▶ What you have to do
Repeat the listing in full, exactly as it stands.

▶ Provided material
--- BEGIN ---

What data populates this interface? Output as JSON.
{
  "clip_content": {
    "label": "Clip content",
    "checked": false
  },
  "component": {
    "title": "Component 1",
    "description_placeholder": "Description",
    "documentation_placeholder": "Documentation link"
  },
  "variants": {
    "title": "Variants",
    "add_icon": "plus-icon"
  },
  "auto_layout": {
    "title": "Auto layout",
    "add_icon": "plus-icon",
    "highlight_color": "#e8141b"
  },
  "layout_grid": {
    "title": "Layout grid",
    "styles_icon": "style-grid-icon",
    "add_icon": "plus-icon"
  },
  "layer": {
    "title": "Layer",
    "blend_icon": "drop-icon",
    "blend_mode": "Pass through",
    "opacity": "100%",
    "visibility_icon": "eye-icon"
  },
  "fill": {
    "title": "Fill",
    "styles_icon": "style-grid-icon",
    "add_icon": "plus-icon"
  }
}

--- END ---

▶ Answer to the task
What data populates this interface? Output as JSON.
{
  "clip_content": {
    "label": "Clip content",
    "checked": false
  },
  "component": {
    "title": "Component 1",
    "description_placeholder": "Description",
    "documentation_placeholder": "Documentation link"
  },
  "variants": {
    "title": "Variants",
    "add_icon": "plus-icon"
  },
  "auto_layout": {
    "title": "Auto layout",
    "add_icon": "plus-icon",
    "highlight_color": "#e8141b"
  },
  "layout_grid": {
    "title": "Layout grid",
    "styles_icon": "style-grid-icon",
    "add_icon": "plus-icon"
  },
  "layer": {
    "title": "Layer",
    "blend_icon": "drop-icon",
    "blend_mode": "Pass through",
    "opacity": "100%",
    "visibility_icon": "eye-icon"
  },
  "fill": {
    "title": "Fill",
    "styles_icon": "style-grid-icon",
    "add_icon": "plus-icon"
  }
}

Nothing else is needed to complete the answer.